_Aim:_ Look through the data below and return each line where "Unusual" appears.

_Data supplied:_
━━━━━━━━━━━━━━━━━━━━

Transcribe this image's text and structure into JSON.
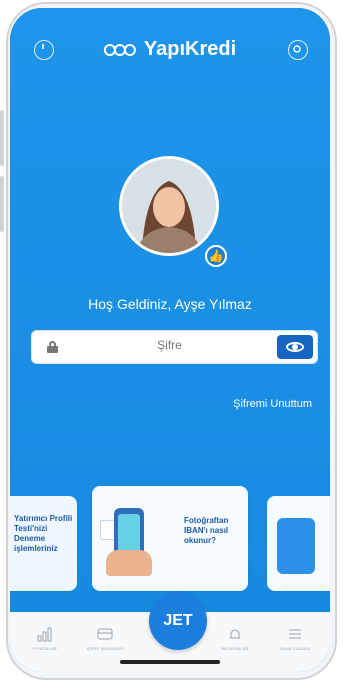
{
  "header": {
    "logo_text": "YapıKredi",
    "left_icon": "power-icon",
    "right_icon": "settings-icon"
  },
  "profile": {
    "welcome_text": "Hoş Geldiniz, Ayşe Yılmaz",
    "badge_icon": "thumbs-up-icon"
  },
  "login": {
    "password_placeholder": "Şifre",
    "forgot_label": "Şifremi Unuttum"
  },
  "cards": {
    "left_text": "Yatırımcı Profili Testi'nizi Deneme işlemleriniz",
    "middle_text": "Fotoğraftan IBAN'ı nasıl okunur?"
  },
  "tabbar": {
    "jet_label": "JET",
    "items": [
      {
        "label": "PİYASALAR",
        "icon": "bar-chart-icon"
      },
      {
        "label": "ŞİFRE İŞLEMLERİ",
        "icon": "card-icon"
      },
      {
        "label": "BİLDİRİMLER",
        "icon": "bell-icon"
      },
      {
        "label": "DAHA FAZLASI",
        "icon": "menu-icon"
      }
    ]
  },
  "colors": {
    "primary_blue": "#1b8fe4",
    "dark_blue": "#1565c0",
    "background": "#f7f8fa"
  }
}
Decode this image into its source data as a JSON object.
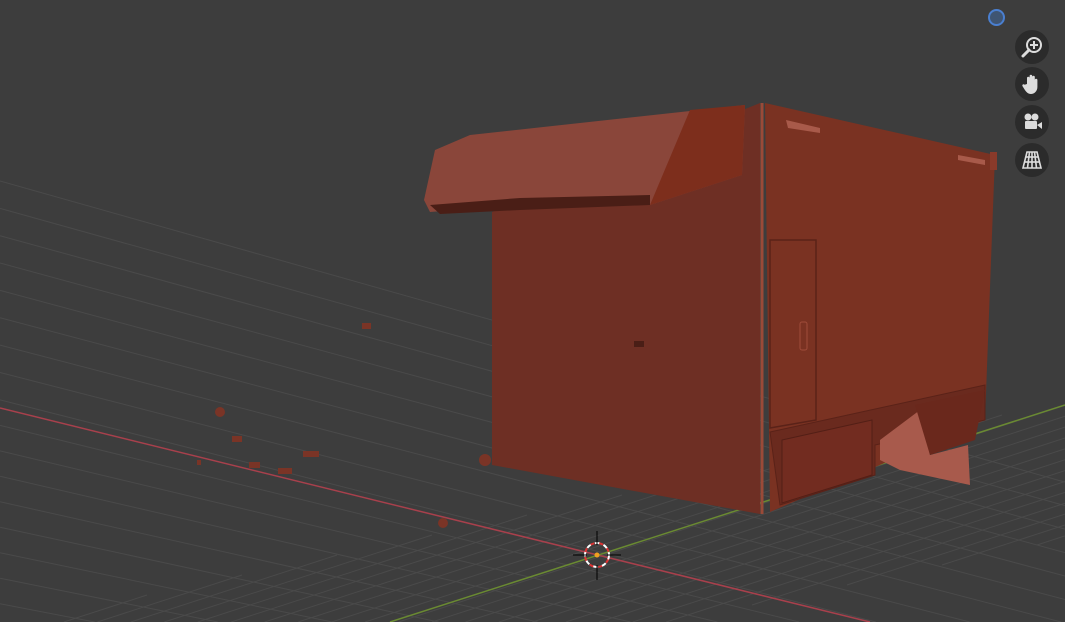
{
  "viewport": {
    "background": "#3d3d3d",
    "grid_color": "#4a4a4a",
    "x_axis_color": "#a8404c",
    "y_axis_color": "#6a8a32",
    "object_color": "#7a3426"
  },
  "navigation": {
    "gizmo_icon": "view-orientation-gizmo",
    "buttons": [
      {
        "icon": "zoom-icon",
        "tooltip": ""
      },
      {
        "icon": "pan-hand-icon"
      },
      {
        "icon": "camera-view-icon"
      },
      {
        "icon": "perspective-grid-icon"
      }
    ]
  },
  "cursor": {
    "icon": "3d-cursor-icon"
  }
}
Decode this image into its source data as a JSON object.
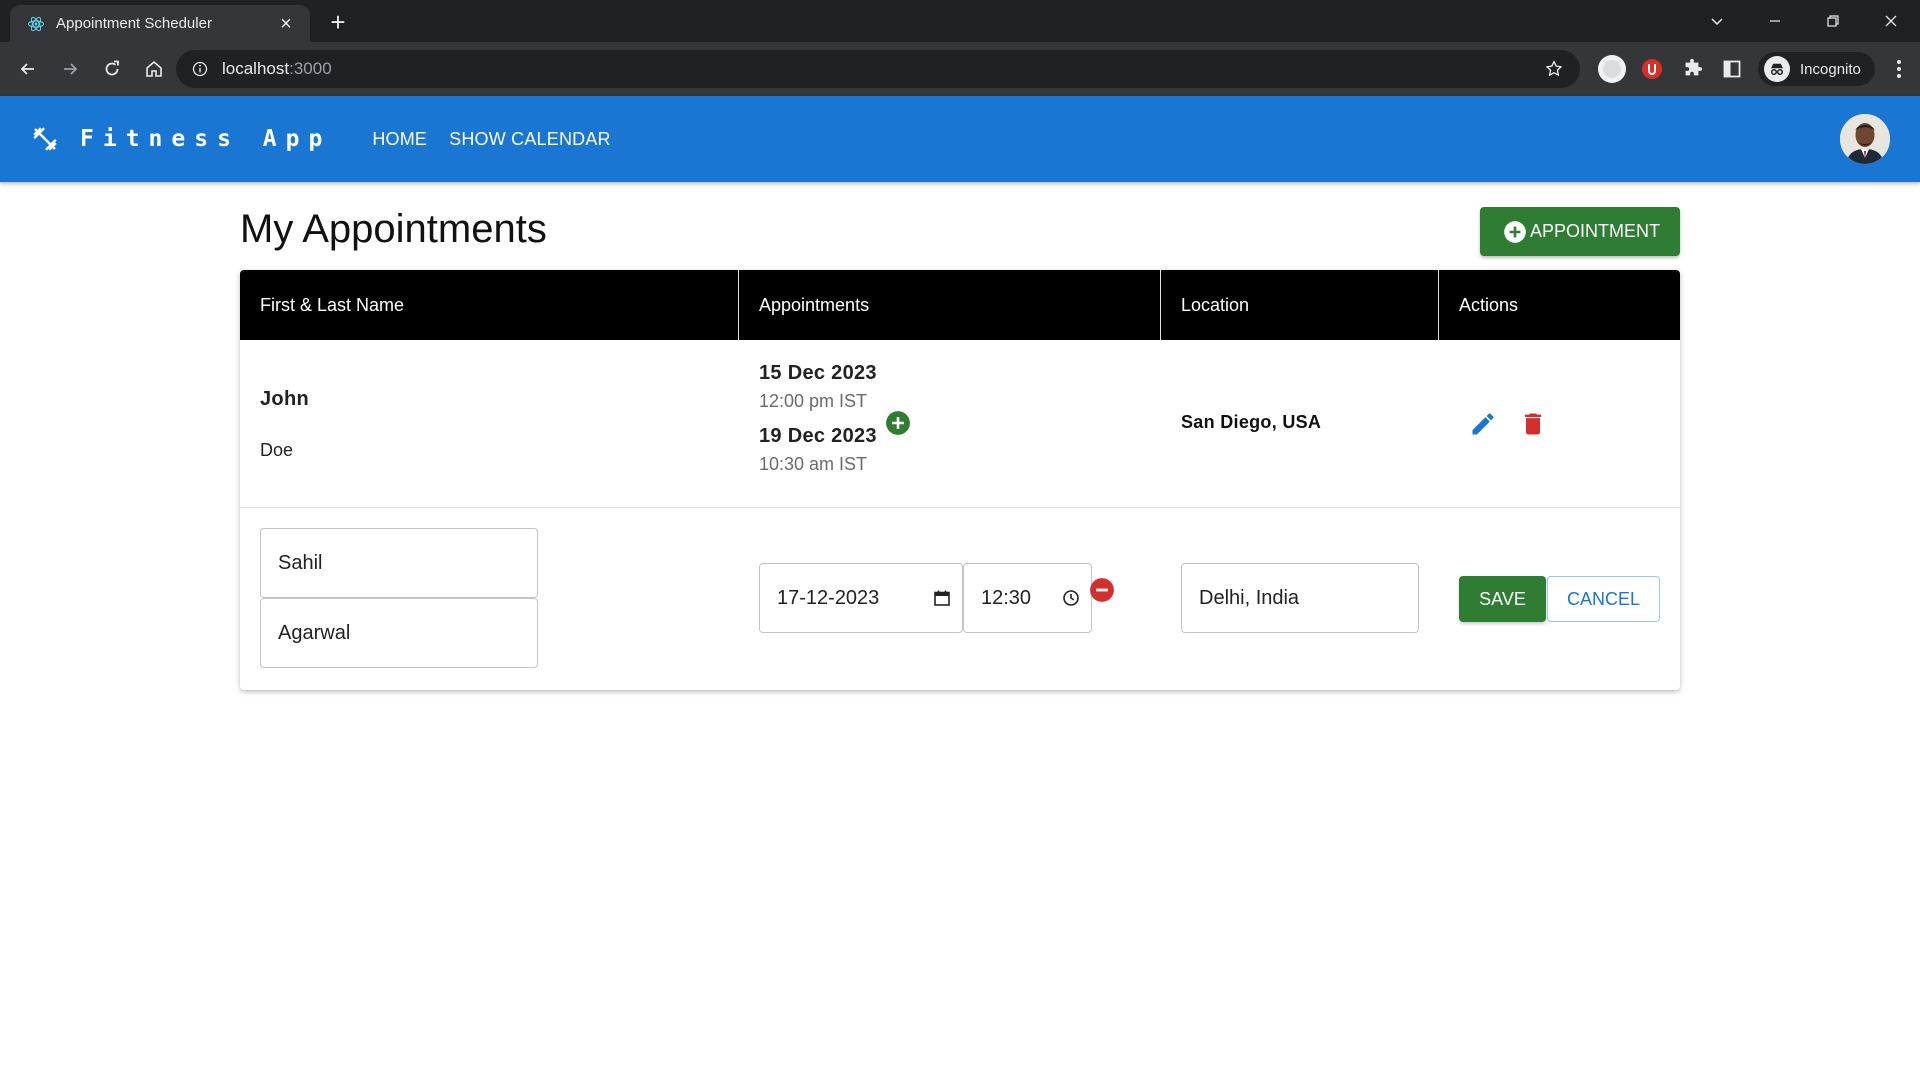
{
  "browser": {
    "tab_title": "Appointment Scheduler",
    "url_host": "localhost",
    "url_port": ":3000",
    "profile_label": "Incognito"
  },
  "app": {
    "brand": "Fitness App",
    "nav": [
      {
        "label": "HOME"
      },
      {
        "label": "SHOW CALENDAR"
      }
    ]
  },
  "page": {
    "title": "My Appointments",
    "add_button_label": "APPOINTMENT"
  },
  "table": {
    "columns": [
      "First & Last Name",
      "Appointments",
      "Location",
      "Actions"
    ],
    "rows": [
      {
        "first_name": "John",
        "last_name": "Doe",
        "appointments": [
          {
            "date": "15 Dec 2023",
            "time": "12:00 pm IST"
          },
          {
            "date": "19 Dec 2023",
            "time": "10:30 am IST"
          }
        ],
        "location": "San Diego, USA"
      }
    ],
    "edit_row": {
      "first_name": "Sahil",
      "last_name": "Agarwal",
      "date": "17-12-2023",
      "time": "12:30",
      "location": "Delhi, India",
      "save_label": "SAVE",
      "cancel_label": "CANCEL"
    }
  },
  "colors": {
    "appbar": "#1976d2",
    "success": "#2e7d32",
    "danger": "#d32f2f",
    "primary": "#1976d2",
    "table_header": "#000000"
  },
  "icons": {
    "brand": "dumbbell-icon",
    "add": "plus-circle-icon",
    "edit": "pencil-icon",
    "delete": "trash-icon",
    "remove": "minus-circle-icon",
    "calendar": "calendar-icon",
    "clock": "clock-icon"
  }
}
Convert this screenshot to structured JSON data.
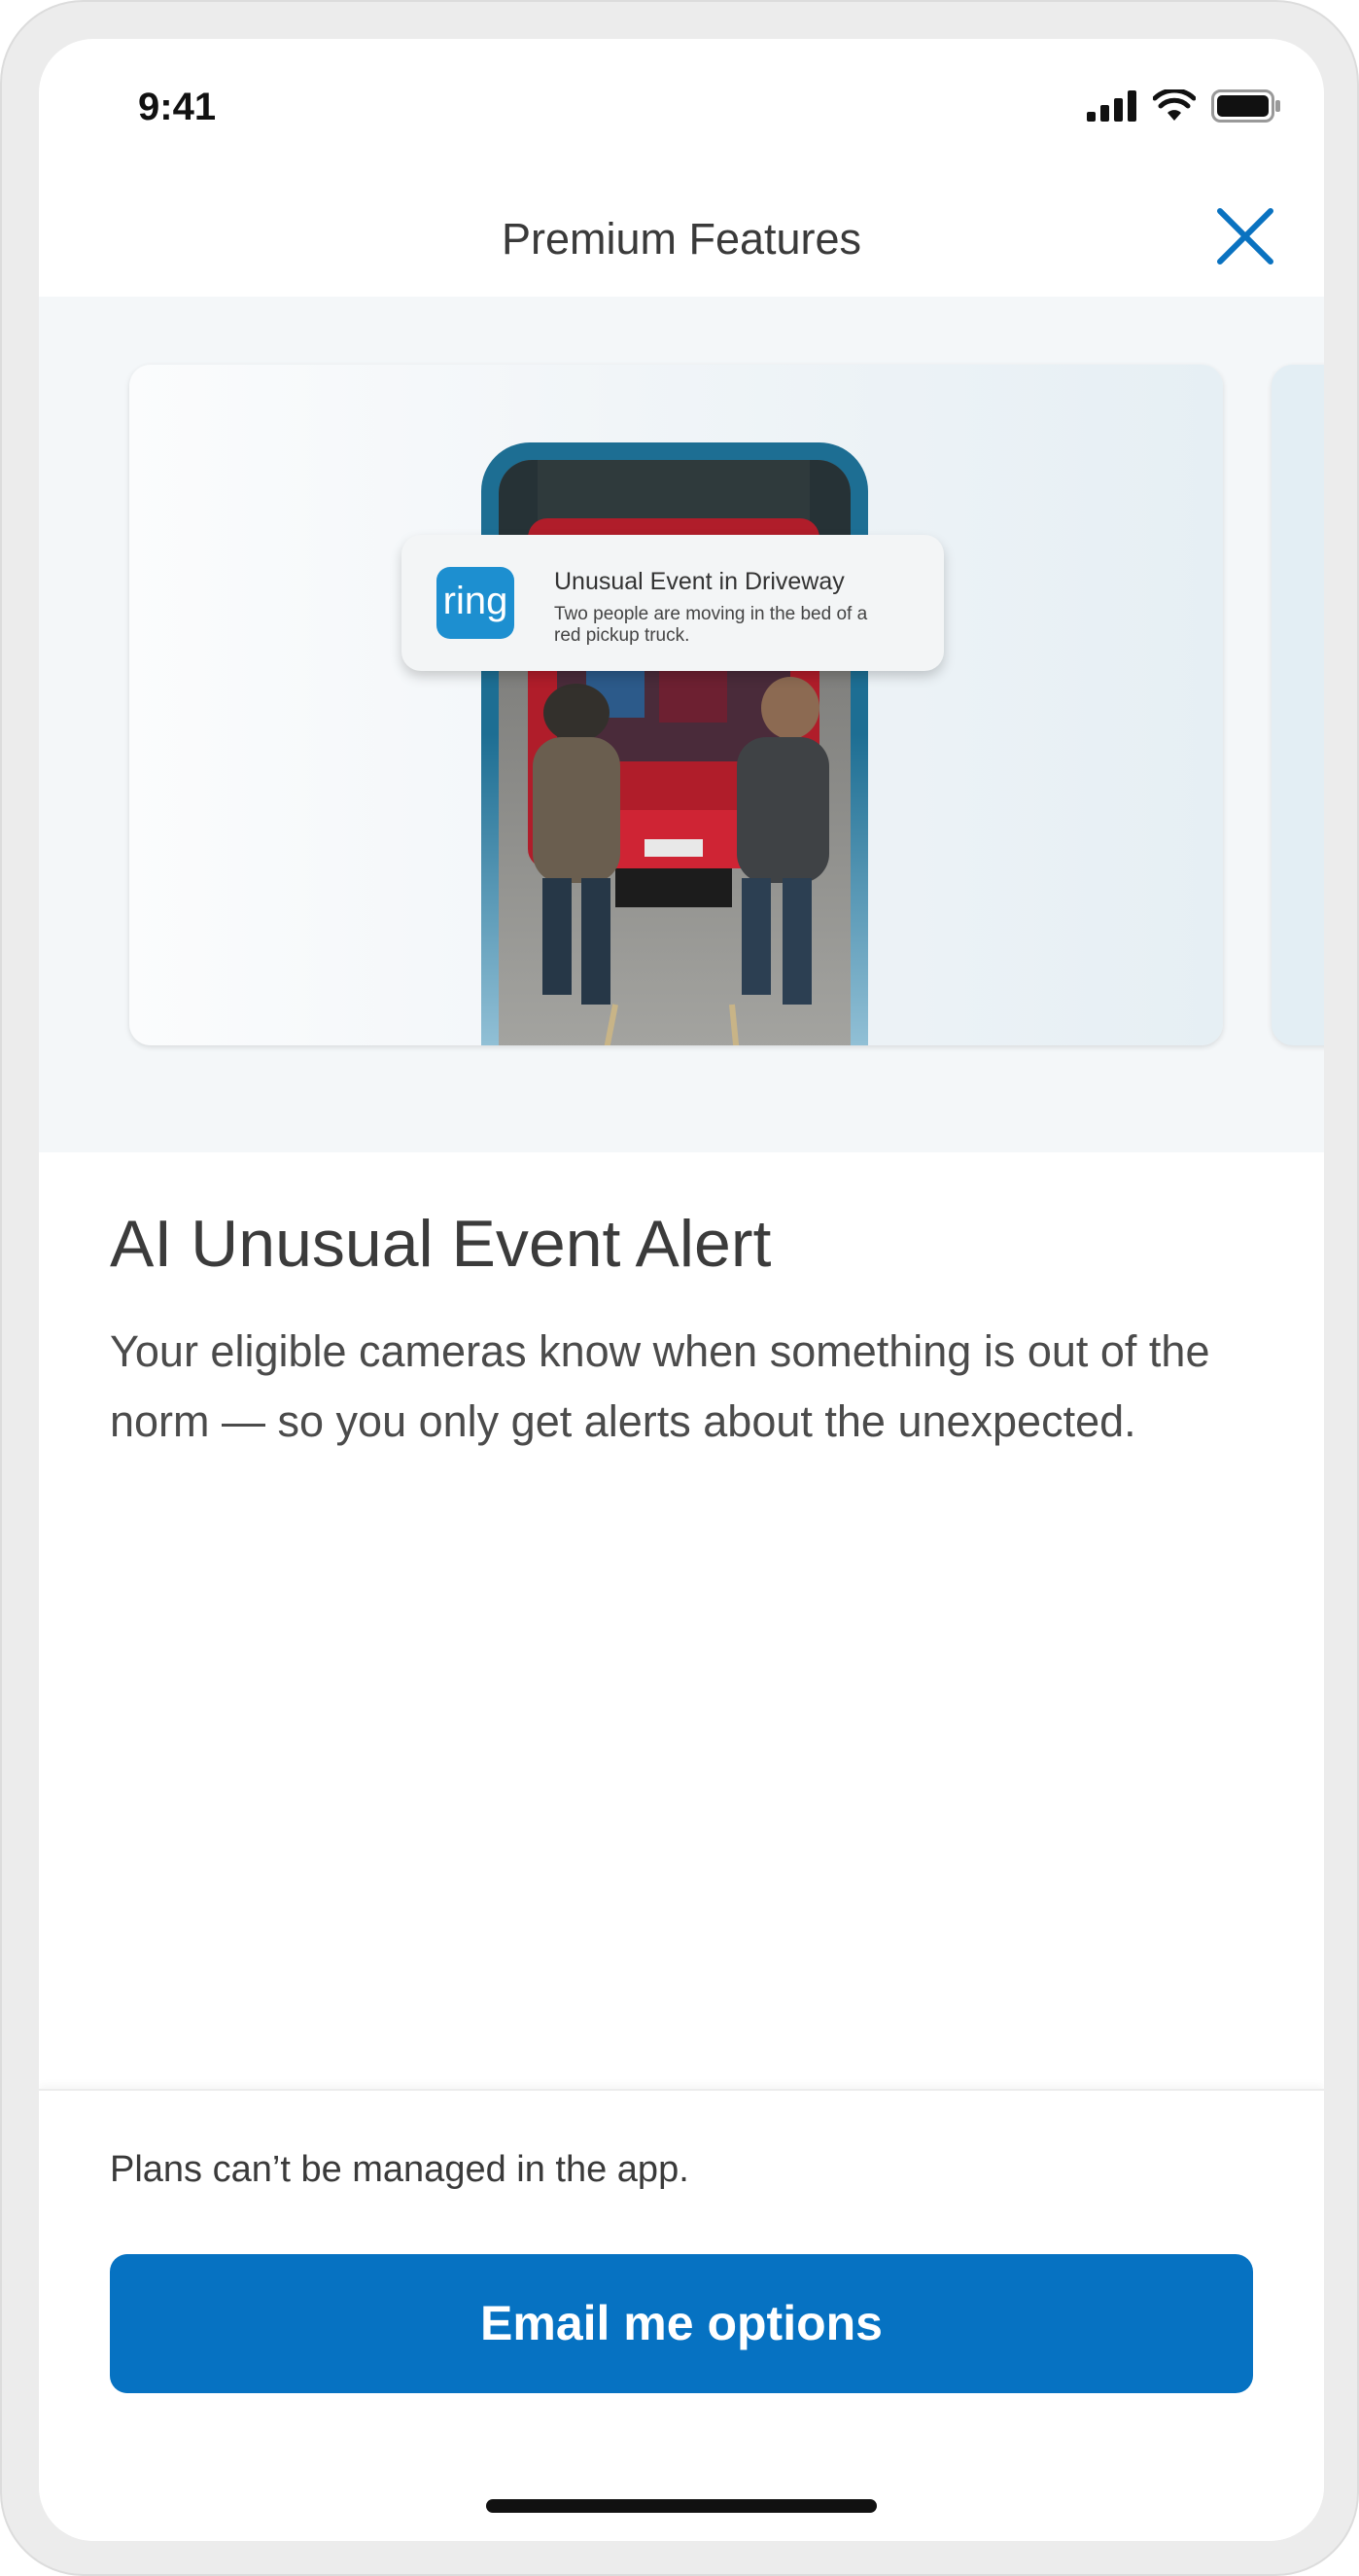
{
  "status_bar": {
    "time": "9:41"
  },
  "nav": {
    "title": "Premium Features"
  },
  "carousel": {
    "notification": {
      "logo_text": "ring",
      "title": "Unusual Event in Driveway",
      "body": "Two people are moving in the bed of a red pickup truck."
    }
  },
  "feature": {
    "title": "AI Unusual Event Alert",
    "description": "Your eligible cameras know when something is out of the norm — so you only get alerts about the unexpected."
  },
  "footer": {
    "note": "Plans can’t be managed in the app.",
    "cta_label": "Email me options"
  },
  "colors": {
    "accent": "#0672c2",
    "ring_blue": "#1d8fd0",
    "close_icon": "#0a72c0"
  }
}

━━━━━━━━━━━━━━━━━━━━

_Solution to the exercise:_
      "title": "Unusual Event in Driveway",
    "title": "AI Unusual Event Alert",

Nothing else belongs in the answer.